-- AIM OF THE TASK --
Copy every line of the data exactly, leaving nothing out.

+--

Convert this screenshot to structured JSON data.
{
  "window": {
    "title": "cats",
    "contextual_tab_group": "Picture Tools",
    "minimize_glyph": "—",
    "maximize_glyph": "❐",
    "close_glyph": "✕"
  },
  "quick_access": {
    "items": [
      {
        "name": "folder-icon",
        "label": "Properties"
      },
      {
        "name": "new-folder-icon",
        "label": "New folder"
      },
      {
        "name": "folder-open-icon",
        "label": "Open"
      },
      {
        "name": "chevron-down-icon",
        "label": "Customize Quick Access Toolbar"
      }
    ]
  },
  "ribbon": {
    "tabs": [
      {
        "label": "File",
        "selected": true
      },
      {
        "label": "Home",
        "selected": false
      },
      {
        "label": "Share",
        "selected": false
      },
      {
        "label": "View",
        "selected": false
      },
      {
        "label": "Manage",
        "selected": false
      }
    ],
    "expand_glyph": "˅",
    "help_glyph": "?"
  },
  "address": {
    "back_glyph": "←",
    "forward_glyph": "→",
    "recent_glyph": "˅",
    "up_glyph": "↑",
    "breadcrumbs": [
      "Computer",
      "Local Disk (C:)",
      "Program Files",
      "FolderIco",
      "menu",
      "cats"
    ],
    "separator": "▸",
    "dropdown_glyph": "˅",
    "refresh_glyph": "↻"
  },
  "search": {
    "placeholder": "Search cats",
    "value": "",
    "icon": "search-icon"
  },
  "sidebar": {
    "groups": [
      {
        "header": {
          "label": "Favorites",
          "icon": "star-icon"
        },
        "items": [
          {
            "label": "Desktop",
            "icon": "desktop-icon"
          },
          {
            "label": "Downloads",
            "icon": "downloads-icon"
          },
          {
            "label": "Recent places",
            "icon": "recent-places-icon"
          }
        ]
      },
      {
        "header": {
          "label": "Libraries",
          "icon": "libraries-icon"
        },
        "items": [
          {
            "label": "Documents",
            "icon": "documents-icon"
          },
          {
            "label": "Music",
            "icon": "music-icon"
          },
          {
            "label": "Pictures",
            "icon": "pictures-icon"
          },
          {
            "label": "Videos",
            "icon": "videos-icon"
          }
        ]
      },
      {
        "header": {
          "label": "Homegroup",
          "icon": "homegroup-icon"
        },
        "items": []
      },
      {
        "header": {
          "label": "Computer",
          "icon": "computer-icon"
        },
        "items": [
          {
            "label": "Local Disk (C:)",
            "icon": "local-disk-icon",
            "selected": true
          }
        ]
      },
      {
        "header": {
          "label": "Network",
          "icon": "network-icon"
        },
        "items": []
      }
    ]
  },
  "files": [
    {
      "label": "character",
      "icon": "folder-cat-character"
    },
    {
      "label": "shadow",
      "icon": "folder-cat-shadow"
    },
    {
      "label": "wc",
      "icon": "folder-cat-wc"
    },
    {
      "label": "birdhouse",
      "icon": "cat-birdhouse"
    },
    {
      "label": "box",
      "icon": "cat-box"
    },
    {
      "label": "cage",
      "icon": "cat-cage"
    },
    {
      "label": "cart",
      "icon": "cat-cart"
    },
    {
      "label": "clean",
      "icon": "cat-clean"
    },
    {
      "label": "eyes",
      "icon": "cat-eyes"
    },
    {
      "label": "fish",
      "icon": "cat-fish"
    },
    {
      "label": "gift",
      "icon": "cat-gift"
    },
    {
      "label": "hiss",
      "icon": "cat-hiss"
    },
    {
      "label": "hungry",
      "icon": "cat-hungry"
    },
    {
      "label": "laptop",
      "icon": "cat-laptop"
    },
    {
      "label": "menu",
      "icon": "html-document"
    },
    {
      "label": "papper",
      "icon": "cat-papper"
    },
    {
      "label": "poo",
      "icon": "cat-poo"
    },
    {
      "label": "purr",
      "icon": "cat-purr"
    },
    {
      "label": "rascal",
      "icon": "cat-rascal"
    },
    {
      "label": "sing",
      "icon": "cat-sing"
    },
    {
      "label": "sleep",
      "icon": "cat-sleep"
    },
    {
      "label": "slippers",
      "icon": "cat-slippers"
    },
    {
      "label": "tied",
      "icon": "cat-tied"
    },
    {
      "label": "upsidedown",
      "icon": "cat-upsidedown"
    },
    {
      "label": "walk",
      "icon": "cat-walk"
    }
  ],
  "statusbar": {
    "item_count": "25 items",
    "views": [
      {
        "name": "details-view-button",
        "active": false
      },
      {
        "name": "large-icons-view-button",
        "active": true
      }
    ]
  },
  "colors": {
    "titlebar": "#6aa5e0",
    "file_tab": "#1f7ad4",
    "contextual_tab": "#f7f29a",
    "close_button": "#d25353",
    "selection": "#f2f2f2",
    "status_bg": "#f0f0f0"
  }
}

+--

-- ANSWER TO THE EXERCISE --
Convert this screenshot to structured JSON data.
{
  "window": {
    "title": "cats",
    "contextual_tab_group": "Picture Tools",
    "minimize_glyph": "—",
    "maximize_glyph": "❐",
    "close_glyph": "✕"
  },
  "quick_access": {
    "items": [
      {
        "name": "folder-icon",
        "label": "Properties"
      },
      {
        "name": "new-folder-icon",
        "label": "New folder"
      },
      {
        "name": "folder-open-icon",
        "label": "Open"
      },
      {
        "name": "chevron-down-icon",
        "label": "Customize Quick Access Toolbar"
      }
    ]
  },
  "ribbon": {
    "tabs": [
      {
        "label": "File",
        "selected": true
      },
      {
        "label": "Home",
        "selected": false
      },
      {
        "label": "Share",
        "selected": false
      },
      {
        "label": "View",
        "selected": false
      },
      {
        "label": "Manage",
        "selected": false
      }
    ],
    "expand_glyph": "˅",
    "help_glyph": "?"
  },
  "address": {
    "back_glyph": "←",
    "forward_glyph": "→",
    "recent_glyph": "˅",
    "up_glyph": "↑",
    "breadcrumbs": [
      "Computer",
      "Local Disk (C:)",
      "Program Files",
      "FolderIco",
      "menu",
      "cats"
    ],
    "separator": "▸",
    "dropdown_glyph": "˅",
    "refresh_glyph": "↻"
  },
  "search": {
    "placeholder": "Search cats",
    "value": "",
    "icon": "search-icon"
  },
  "sidebar": {
    "groups": [
      {
        "header": {
          "label": "Favorites",
          "icon": "star-icon"
        },
        "items": [
          {
            "label": "Desktop",
            "icon": "desktop-icon"
          },
          {
            "label": "Downloads",
            "icon": "downloads-icon"
          },
          {
            "label": "Recent places",
            "icon": "recent-places-icon"
          }
        ]
      },
      {
        "header": {
          "label": "Libraries",
          "icon": "libraries-icon"
        },
        "items": [
          {
            "label": "Documents",
            "icon": "documents-icon"
          },
          {
            "label": "Music",
            "icon": "music-icon"
          },
          {
            "label": "Pictures",
            "icon": "pictures-icon"
          },
          {
            "label": "Videos",
            "icon": "videos-icon"
          }
        ]
      },
      {
        "header": {
          "label": "Homegroup",
          "icon": "homegroup-icon"
        },
        "items": []
      },
      {
        "header": {
          "label": "Computer",
          "icon": "computer-icon"
        },
        "items": [
          {
            "label": "Local Disk (C:)",
            "icon": "local-disk-icon",
            "selected": true
          }
        ]
      },
      {
        "header": {
          "label": "Network",
          "icon": "network-icon"
        },
        "items": []
      }
    ]
  },
  "files": [
    {
      "label": "character",
      "icon": "folder-cat-character"
    },
    {
      "label": "shadow",
      "icon": "folder-cat-shadow"
    },
    {
      "label": "wc",
      "icon": "folder-cat-wc"
    },
    {
      "label": "birdhouse",
      "icon": "cat-birdhouse"
    },
    {
      "label": "box",
      "icon": "cat-box"
    },
    {
      "label": "cage",
      "icon": "cat-cage"
    },
    {
      "label": "cart",
      "icon": "cat-cart"
    },
    {
      "label": "clean",
      "icon": "cat-clean"
    },
    {
      "label": "eyes",
      "icon": "cat-eyes"
    },
    {
      "label": "fish",
      "icon": "cat-fish"
    },
    {
      "label": "gift",
      "icon": "cat-gift"
    },
    {
      "label": "hiss",
      "icon": "cat-hiss"
    },
    {
      "label": "hungry",
      "icon": "cat-hungry"
    },
    {
      "label": "laptop",
      "icon": "cat-laptop"
    },
    {
      "label": "menu",
      "icon": "html-document"
    },
    {
      "label": "papper",
      "icon": "cat-papper"
    },
    {
      "label": "poo",
      "icon": "cat-poo"
    },
    {
      "label": "purr",
      "icon": "cat-purr"
    },
    {
      "label": "rascal",
      "icon": "cat-rascal"
    },
    {
      "label": "sing",
      "icon": "cat-sing"
    },
    {
      "label": "sleep",
      "icon": "cat-sleep"
    },
    {
      "label": "slippers",
      "icon": "cat-slippers"
    },
    {
      "label": "tied",
      "icon": "cat-tied"
    },
    {
      "label": "upsidedown",
      "icon": "cat-upsidedown"
    },
    {
      "label": "walk",
      "icon": "cat-walk"
    }
  ],
  "statusbar": {
    "item_count": "25 items",
    "views": [
      {
        "name": "details-view-button",
        "active": false
      },
      {
        "name": "large-icons-view-button",
        "active": true
      }
    ]
  },
  "colors": {
    "titlebar": "#6aa5e0",
    "file_tab": "#1f7ad4",
    "contextual_tab": "#f7f29a",
    "close_button": "#d25353",
    "selection": "#f2f2f2",
    "status_bg": "#f0f0f0"
  }
}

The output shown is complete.